## EXERCISE INSTRUCTIONS
Write out every line below that includes the word "TradingView".

Stored data
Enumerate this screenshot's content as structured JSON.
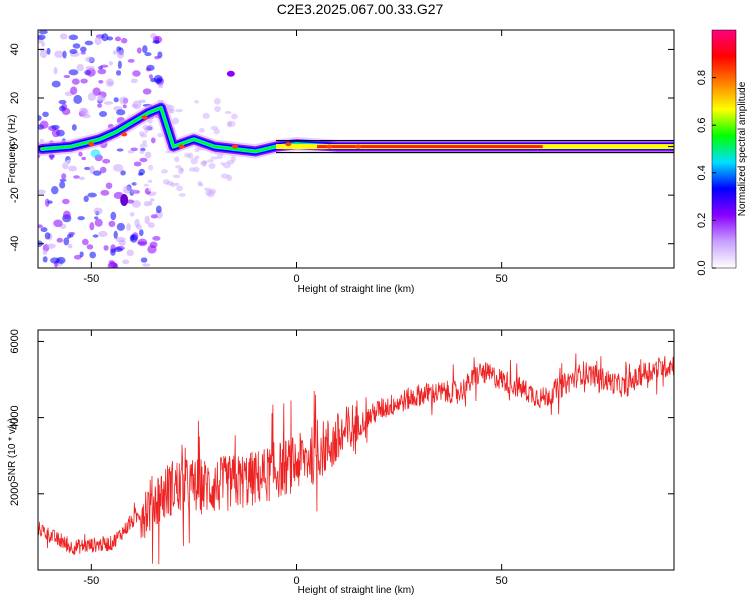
{
  "title": "C2E3.2025.067.00.33.G27",
  "chart_data": [
    {
      "type": "heatmap",
      "xlabel": "Height of straight line (km)",
      "ylabel": "Frequency (Hz)",
      "xlim": [
        -63,
        92
      ],
      "ylim": [
        -50,
        48
      ],
      "xticks": [
        "-50",
        "0",
        "50"
      ],
      "yticks": [
        "-40",
        "-20",
        "0",
        "20",
        "40"
      ],
      "colorbar": {
        "label": "Normalized spectral amplitude",
        "range": [
          0,
          1
        ],
        "ticks": [
          "0.0",
          "0.2",
          "0.4",
          "0.6",
          "0.8"
        ],
        "colors": [
          "#ffffff",
          "#c8a0ff",
          "#8a00ff",
          "#0000ff",
          "#00e0ff",
          "#00ff00",
          "#ffff00",
          "#ff8000",
          "#ff0000",
          "#ff0080"
        ]
      },
      "ridge": [
        {
          "x": -62,
          "y": -1
        },
        {
          "x": -55,
          "y": 0
        },
        {
          "x": -48,
          "y": 3
        },
        {
          "x": -44,
          "y": 6
        },
        {
          "x": -40,
          "y": 10
        },
        {
          "x": -36,
          "y": 14
        },
        {
          "x": -33,
          "y": 16
        },
        {
          "x": -30,
          "y": 0
        },
        {
          "x": -25,
          "y": 3
        },
        {
          "x": -20,
          "y": 0
        },
        {
          "x": -10,
          "y": -2
        },
        {
          "x": -5,
          "y": 0
        },
        {
          "x": 0,
          "y": 1
        },
        {
          "x": 10,
          "y": 0
        },
        {
          "x": 20,
          "y": 0
        },
        {
          "x": 40,
          "y": 0
        },
        {
          "x": 60,
          "y": 0
        },
        {
          "x": 80,
          "y": 0
        },
        {
          "x": 92,
          "y": 0
        }
      ]
    },
    {
      "type": "line",
      "xlabel": "Height of straight line (km)",
      "ylabel": "SNR (10 * v/v)",
      "xlim": [
        -63,
        92
      ],
      "ylim": [
        0,
        6300
      ],
      "xticks": [
        "-50",
        "0",
        "50"
      ],
      "yticks": [
        "2000",
        "4000",
        "6000"
      ],
      "color": "#ee2222",
      "envelope": [
        {
          "x": -63,
          "y": 1100
        },
        {
          "x": -55,
          "y": 600
        },
        {
          "x": -45,
          "y": 700
        },
        {
          "x": -38,
          "y": 1500
        },
        {
          "x": -30,
          "y": 2200
        },
        {
          "x": -20,
          "y": 2200
        },
        {
          "x": -10,
          "y": 2400
        },
        {
          "x": 0,
          "y": 2800
        },
        {
          "x": 10,
          "y": 3400
        },
        {
          "x": 20,
          "y": 4200
        },
        {
          "x": 30,
          "y": 4600
        },
        {
          "x": 40,
          "y": 4700
        },
        {
          "x": 45,
          "y": 5200
        },
        {
          "x": 50,
          "y": 5000
        },
        {
          "x": 60,
          "y": 4500
        },
        {
          "x": 70,
          "y": 5200
        },
        {
          "x": 80,
          "y": 4800
        },
        {
          "x": 85,
          "y": 5200
        },
        {
          "x": 92,
          "y": 5400
        }
      ]
    }
  ]
}
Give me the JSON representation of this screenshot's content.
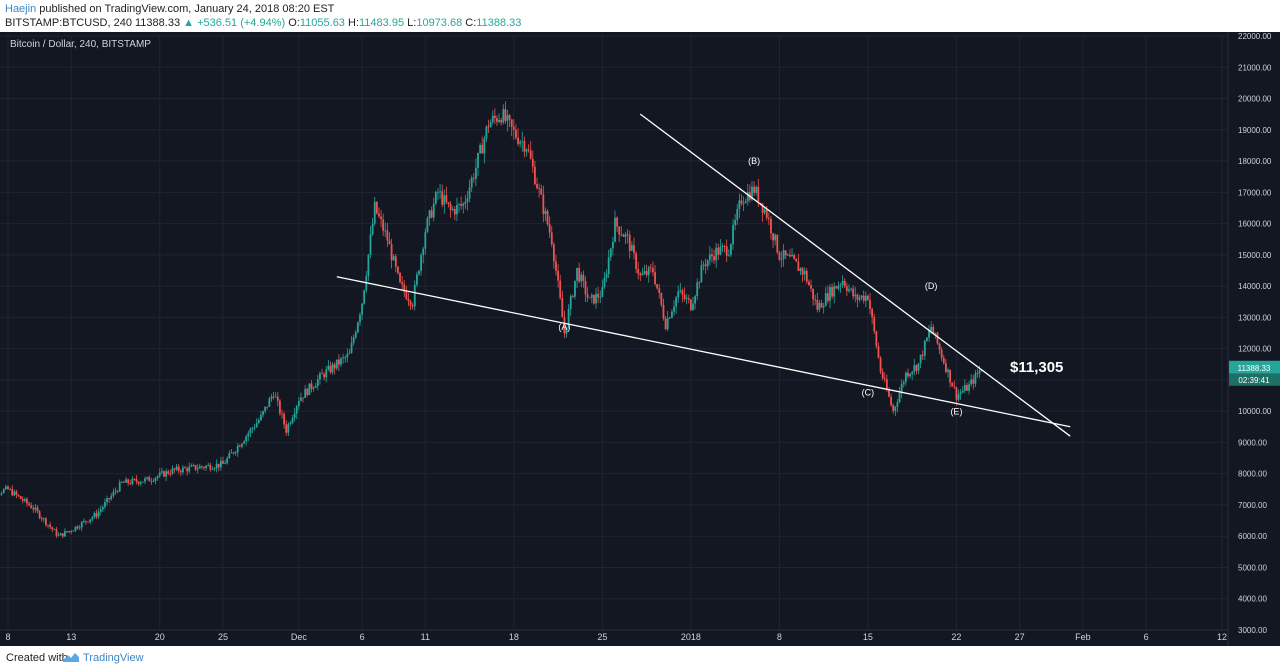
{
  "header": {
    "author": "Haejin",
    "published": " published on TradingView.com, January 24, 2018 08:20 EST",
    "symbol": "BITSTAMP:BTCUSD, 240",
    "last": "11388.33",
    "change": "+536.51 (+4.94%)",
    "o_label": "O:",
    "o": "11055.63",
    "h_label": "H:",
    "h": "11483.95",
    "l_label": "L:",
    "l": "10973.68",
    "c_label": "C:",
    "c": "11388.33"
  },
  "chart": {
    "title": "Bitcoin / Dollar, 240, BITSTAMP",
    "price_badge": "11388.33",
    "timer_badge": "02:39:41",
    "big_label": "$11,305"
  },
  "footer": {
    "created": "Created with",
    "brand": "TradingView"
  },
  "colors": {
    "background": "#131722",
    "up": "#26a69a",
    "down": "#ef5350",
    "grid": "#1f2433",
    "trendline": "#ffffff",
    "axis_text": "#cfd2dc"
  },
  "chart_data": {
    "type": "candlestick",
    "title": "Bitcoin / Dollar, 240, BITSTAMP",
    "interval": "240",
    "ylim": [
      3000,
      22000
    ],
    "y_ticks": [
      "3000.00",
      "4000.00",
      "5000.00",
      "6000.00",
      "7000.00",
      "8000.00",
      "9000.00",
      "10000.00",
      "11000.00",
      "12000.00",
      "13000.00",
      "14000.00",
      "15000.00",
      "16000.00",
      "17000.00",
      "18000.00",
      "19000.00",
      "20000.00",
      "21000.00",
      "22000.00"
    ],
    "x_ticks": [
      {
        "label": "8",
        "date": "2017-11-08"
      },
      {
        "label": "13",
        "date": "2017-11-13"
      },
      {
        "label": "20",
        "date": "2017-11-20"
      },
      {
        "label": "25",
        "date": "2017-11-25"
      },
      {
        "label": "Dec",
        "date": "2017-12-01"
      },
      {
        "label": "6",
        "date": "2017-12-06"
      },
      {
        "label": "11",
        "date": "2017-12-11"
      },
      {
        "label": "18",
        "date": "2017-12-18"
      },
      {
        "label": "25",
        "date": "2017-12-25"
      },
      {
        "label": "2018",
        "date": "2018-01-01"
      },
      {
        "label": "8",
        "date": "2018-01-08"
      },
      {
        "label": "15",
        "date": "2018-01-15"
      },
      {
        "label": "22",
        "date": "2018-01-22"
      },
      {
        "label": "27",
        "date": "2018-01-27"
      },
      {
        "label": "Feb",
        "date": "2018-02-01"
      },
      {
        "label": "6",
        "date": "2018-02-06"
      },
      {
        "label": "12",
        "date": "2018-02-12"
      }
    ],
    "price_path": [
      [
        "2017-11-06",
        7300
      ],
      [
        "2017-11-08",
        7500
      ],
      [
        "2017-11-10",
        6900
      ],
      [
        "2017-11-12",
        6000
      ],
      [
        "2017-11-13",
        6200
      ],
      [
        "2017-11-15",
        6700
      ],
      [
        "2017-11-17",
        7700
      ],
      [
        "2017-11-19",
        7800
      ],
      [
        "2017-11-21",
        8100
      ],
      [
        "2017-11-23",
        8200
      ],
      [
        "2017-11-25",
        8300
      ],
      [
        "2017-11-27",
        9300
      ],
      [
        "2017-11-28",
        9800
      ],
      [
        "2017-11-29",
        10600
      ],
      [
        "2017-11-30",
        9400
      ],
      [
        "2017-12-01",
        10400
      ],
      [
        "2017-12-03",
        11200
      ],
      [
        "2017-12-05",
        11800
      ],
      [
        "2017-12-06",
        13500
      ],
      [
        "2017-12-07",
        16500
      ],
      [
        "2017-12-08",
        15500
      ],
      [
        "2017-12-09",
        14000
      ],
      [
        "2017-12-10",
        13500
      ],
      [
        "2017-12-11",
        15800
      ],
      [
        "2017-12-12",
        17000
      ],
      [
        "2017-12-13",
        16400
      ],
      [
        "2017-12-14",
        16600
      ],
      [
        "2017-12-15",
        17800
      ],
      [
        "2017-12-16",
        19200
      ],
      [
        "2017-12-17",
        19500
      ],
      [
        "2017-12-18",
        18900
      ],
      [
        "2017-12-19",
        18500
      ],
      [
        "2017-12-20",
        17000
      ],
      [
        "2017-12-21",
        15500
      ],
      [
        "2017-12-22",
        12500
      ],
      [
        "2017-12-23",
        14500
      ],
      [
        "2017-12-24",
        13500
      ],
      [
        "2017-12-25",
        13800
      ],
      [
        "2017-12-26",
        16000
      ],
      [
        "2017-12-27",
        15500
      ],
      [
        "2017-12-28",
        14300
      ],
      [
        "2017-12-29",
        14500
      ],
      [
        "2017-12-30",
        12800
      ],
      [
        "2017-12-31",
        13800
      ],
      [
        "2018-01-01",
        13400
      ],
      [
        "2018-01-02",
        14700
      ],
      [
        "2018-01-03",
        15100
      ],
      [
        "2018-01-04",
        15200
      ],
      [
        "2018-01-05",
        16800
      ],
      [
        "2018-01-06",
        17100
      ],
      [
        "2018-01-07",
        16300
      ],
      [
        "2018-01-08",
        15000
      ],
      [
        "2018-01-09",
        14800
      ],
      [
        "2018-01-10",
        14400
      ],
      [
        "2018-01-11",
        13300
      ],
      [
        "2018-01-12",
        13800
      ],
      [
        "2018-01-13",
        14200
      ],
      [
        "2018-01-14",
        13600
      ],
      [
        "2018-01-15",
        13700
      ],
      [
        "2018-01-16",
        11300
      ],
      [
        "2018-01-17",
        10000
      ],
      [
        "2018-01-18",
        11200
      ],
      [
        "2018-01-19",
        11500
      ],
      [
        "2018-01-20",
        12700
      ],
      [
        "2018-01-21",
        11600
      ],
      [
        "2018-01-22",
        10500
      ],
      [
        "2018-01-23",
        10800
      ],
      [
        "2018-01-24",
        11388
      ]
    ],
    "trendlines": [
      {
        "name": "upper",
        "from": [
          "2017-12-28",
          19500
        ],
        "to": [
          "2018-01-31",
          9200
        ]
      },
      {
        "name": "lower",
        "from": [
          "2017-12-04",
          14300
        ],
        "to": [
          "2018-01-31",
          9500
        ]
      }
    ],
    "annotations": [
      {
        "text": "(A)",
        "date": "2017-12-22",
        "price": 12600
      },
      {
        "text": "(B)",
        "date": "2018-01-06",
        "price": 17900
      },
      {
        "text": "(C)",
        "date": "2018-01-15",
        "price": 10500
      },
      {
        "text": "(D)",
        "date": "2018-01-20",
        "price": 13900
      },
      {
        "text": "(E)",
        "date": "2018-01-22",
        "price": 9900
      }
    ],
    "legend": "none",
    "grid": true
  }
}
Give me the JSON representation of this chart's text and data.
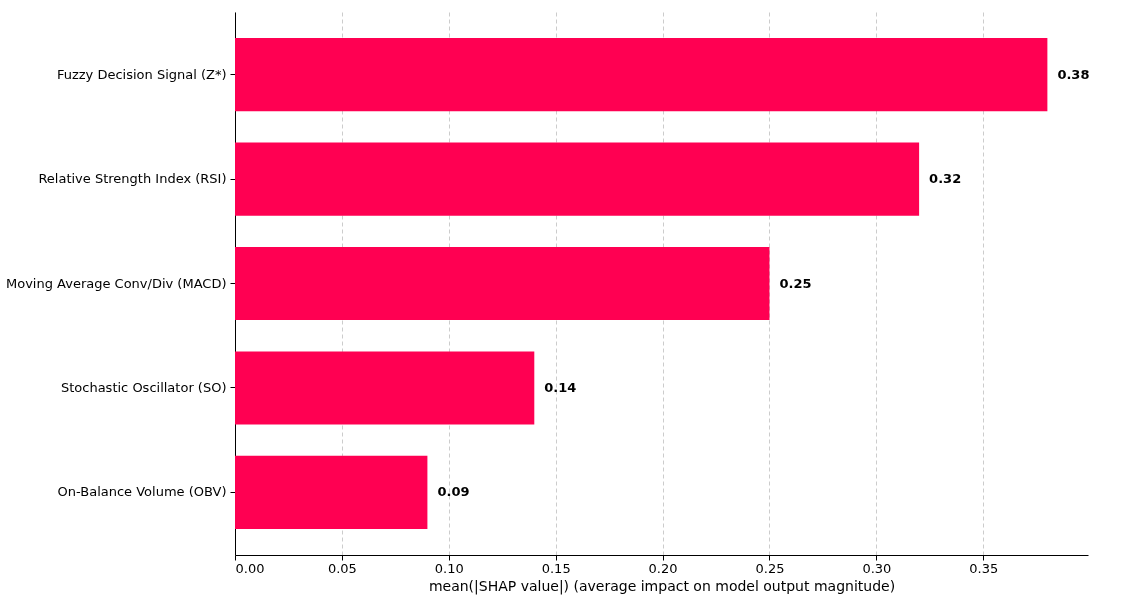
{
  "chart_data": {
    "type": "bar",
    "orientation": "horizontal",
    "categories": [
      "Fuzzy Decision Signal (Z*)",
      "Relative Strength Index (RSI)",
      "Moving Average Conv/Div (MACD)",
      "Stochastic Oscillator (SO)",
      "On-Balance Volume (OBV)"
    ],
    "values": [
      0.38,
      0.32,
      0.25,
      0.14,
      0.09
    ],
    "color": "#ff0052",
    "xlabel": "mean(|SHAP value|) (average impact on model output magnitude)",
    "xlim": [
      0,
      0.399
    ],
    "xticks": [
      {
        "value": 0,
        "label": "0.00"
      },
      {
        "value": 0.05,
        "label": "0.05"
      },
      {
        "value": 0.1,
        "label": "0.10"
      },
      {
        "value": 0.15,
        "label": "0.15"
      },
      {
        "value": 0.2,
        "label": "0.20"
      },
      {
        "value": 0.25,
        "label": "0.25"
      },
      {
        "value": 0.3,
        "label": "0.30"
      },
      {
        "value": 0.35,
        "label": "0.35"
      }
    ],
    "grid": "x",
    "data_labels": true
  }
}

## RESULT FOR THIS TASK
    "published": " published on TradingView.com, January 24, 2018 08:20 EST",
    "brand": "TradingView"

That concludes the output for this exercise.